JOB
Only the number is wanted: how many lines contain "NMSE"?

(Dataset listings of figures)

** Start **

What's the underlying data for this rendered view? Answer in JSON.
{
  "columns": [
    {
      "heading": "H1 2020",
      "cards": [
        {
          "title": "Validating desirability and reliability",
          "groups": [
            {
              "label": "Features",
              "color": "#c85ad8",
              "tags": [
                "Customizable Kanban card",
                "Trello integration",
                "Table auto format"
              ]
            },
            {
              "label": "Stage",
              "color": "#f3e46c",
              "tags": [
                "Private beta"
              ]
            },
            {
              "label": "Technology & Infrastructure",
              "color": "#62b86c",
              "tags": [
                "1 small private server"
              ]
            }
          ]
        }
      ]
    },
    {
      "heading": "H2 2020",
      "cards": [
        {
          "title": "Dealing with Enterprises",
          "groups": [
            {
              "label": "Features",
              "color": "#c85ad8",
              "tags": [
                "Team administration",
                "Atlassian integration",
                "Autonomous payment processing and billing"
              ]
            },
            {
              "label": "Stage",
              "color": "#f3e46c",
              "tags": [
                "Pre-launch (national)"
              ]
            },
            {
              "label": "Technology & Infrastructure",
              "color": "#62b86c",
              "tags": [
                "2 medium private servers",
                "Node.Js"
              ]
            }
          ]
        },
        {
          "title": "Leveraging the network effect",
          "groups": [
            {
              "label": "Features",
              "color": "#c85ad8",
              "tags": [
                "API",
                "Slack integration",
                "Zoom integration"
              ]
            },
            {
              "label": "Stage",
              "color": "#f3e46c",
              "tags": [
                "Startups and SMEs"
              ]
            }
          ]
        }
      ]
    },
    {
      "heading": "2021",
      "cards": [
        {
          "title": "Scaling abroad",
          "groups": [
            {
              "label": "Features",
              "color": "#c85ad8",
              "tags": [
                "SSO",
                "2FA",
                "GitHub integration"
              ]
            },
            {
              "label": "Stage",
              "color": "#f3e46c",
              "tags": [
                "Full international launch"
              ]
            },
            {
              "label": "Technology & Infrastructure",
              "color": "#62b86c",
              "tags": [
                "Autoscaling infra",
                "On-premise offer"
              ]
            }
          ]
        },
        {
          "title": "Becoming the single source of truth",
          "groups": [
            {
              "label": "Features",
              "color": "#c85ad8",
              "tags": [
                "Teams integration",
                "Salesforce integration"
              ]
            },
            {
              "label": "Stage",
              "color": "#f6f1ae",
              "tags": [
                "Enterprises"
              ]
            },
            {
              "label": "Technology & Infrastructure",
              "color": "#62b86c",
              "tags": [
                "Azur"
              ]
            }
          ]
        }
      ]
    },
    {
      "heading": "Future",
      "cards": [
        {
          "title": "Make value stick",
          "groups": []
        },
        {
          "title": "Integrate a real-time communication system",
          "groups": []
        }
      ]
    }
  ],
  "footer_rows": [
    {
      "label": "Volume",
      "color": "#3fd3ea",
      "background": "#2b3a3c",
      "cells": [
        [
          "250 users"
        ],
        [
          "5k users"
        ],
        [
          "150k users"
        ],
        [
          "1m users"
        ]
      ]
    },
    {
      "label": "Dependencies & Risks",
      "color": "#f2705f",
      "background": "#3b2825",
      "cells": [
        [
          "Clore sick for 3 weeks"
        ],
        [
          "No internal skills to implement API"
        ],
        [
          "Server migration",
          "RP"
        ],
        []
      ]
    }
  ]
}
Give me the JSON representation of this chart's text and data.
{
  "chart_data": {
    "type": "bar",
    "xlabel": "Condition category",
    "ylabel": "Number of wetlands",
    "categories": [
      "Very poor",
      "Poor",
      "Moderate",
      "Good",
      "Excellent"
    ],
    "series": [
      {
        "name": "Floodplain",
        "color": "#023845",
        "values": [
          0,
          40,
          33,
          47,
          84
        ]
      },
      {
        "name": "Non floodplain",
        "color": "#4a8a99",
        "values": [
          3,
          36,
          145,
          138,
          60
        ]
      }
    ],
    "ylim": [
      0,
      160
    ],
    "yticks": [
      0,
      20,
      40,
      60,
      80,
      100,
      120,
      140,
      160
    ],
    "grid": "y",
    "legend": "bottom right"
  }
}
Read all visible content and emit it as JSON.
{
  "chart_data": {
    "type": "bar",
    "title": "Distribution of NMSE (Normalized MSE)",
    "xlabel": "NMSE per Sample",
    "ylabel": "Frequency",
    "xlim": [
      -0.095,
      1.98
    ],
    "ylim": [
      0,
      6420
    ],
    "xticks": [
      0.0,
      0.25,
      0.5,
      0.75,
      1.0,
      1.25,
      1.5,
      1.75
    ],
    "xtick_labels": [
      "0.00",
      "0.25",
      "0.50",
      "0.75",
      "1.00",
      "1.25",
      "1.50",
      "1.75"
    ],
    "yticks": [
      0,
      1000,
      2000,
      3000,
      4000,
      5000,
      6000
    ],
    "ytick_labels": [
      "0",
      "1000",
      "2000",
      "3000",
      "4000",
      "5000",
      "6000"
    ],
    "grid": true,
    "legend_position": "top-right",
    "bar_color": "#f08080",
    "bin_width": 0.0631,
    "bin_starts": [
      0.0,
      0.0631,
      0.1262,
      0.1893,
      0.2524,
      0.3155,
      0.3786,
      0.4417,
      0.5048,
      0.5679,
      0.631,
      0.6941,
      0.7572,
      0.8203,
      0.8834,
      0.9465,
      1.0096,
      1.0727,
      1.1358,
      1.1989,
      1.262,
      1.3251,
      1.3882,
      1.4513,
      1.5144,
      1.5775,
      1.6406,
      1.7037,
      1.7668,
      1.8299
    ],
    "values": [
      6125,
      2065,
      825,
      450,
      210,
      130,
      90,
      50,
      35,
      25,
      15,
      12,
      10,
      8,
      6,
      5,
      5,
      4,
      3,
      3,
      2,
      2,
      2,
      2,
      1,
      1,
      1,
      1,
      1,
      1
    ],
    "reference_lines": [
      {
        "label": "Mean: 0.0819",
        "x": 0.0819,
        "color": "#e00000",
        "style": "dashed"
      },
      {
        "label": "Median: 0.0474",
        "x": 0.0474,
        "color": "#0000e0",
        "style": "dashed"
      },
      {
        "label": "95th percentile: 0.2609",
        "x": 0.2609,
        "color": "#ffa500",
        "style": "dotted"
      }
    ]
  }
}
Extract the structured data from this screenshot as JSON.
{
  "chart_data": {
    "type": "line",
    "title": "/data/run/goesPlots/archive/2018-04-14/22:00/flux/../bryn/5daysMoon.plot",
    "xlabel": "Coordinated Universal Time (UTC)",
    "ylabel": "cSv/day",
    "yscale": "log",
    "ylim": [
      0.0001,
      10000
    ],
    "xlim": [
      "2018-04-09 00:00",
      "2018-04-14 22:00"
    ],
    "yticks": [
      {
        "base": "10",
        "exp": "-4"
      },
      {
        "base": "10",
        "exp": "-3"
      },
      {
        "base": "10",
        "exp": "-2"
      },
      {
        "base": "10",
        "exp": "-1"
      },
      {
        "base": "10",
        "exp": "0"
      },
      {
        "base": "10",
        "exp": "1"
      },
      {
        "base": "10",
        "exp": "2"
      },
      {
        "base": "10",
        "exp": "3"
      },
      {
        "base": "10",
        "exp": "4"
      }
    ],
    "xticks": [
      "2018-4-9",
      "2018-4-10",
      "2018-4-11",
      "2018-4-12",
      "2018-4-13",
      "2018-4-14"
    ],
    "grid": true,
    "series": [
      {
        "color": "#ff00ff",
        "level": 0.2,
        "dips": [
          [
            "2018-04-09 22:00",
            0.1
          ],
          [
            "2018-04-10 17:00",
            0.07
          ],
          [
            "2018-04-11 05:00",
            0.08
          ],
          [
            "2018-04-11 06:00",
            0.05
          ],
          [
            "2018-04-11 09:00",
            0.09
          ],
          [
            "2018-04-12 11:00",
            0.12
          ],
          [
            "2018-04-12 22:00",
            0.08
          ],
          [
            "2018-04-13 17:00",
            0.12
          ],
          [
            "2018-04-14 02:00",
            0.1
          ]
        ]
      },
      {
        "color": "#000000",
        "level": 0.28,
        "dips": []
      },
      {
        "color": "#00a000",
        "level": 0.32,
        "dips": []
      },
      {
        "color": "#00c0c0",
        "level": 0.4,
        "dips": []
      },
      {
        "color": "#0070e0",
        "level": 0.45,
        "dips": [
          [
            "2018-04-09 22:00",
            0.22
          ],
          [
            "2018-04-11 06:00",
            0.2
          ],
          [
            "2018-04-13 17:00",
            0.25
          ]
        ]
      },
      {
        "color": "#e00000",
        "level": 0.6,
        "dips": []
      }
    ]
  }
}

** End **

REPLY TO THE TASK
2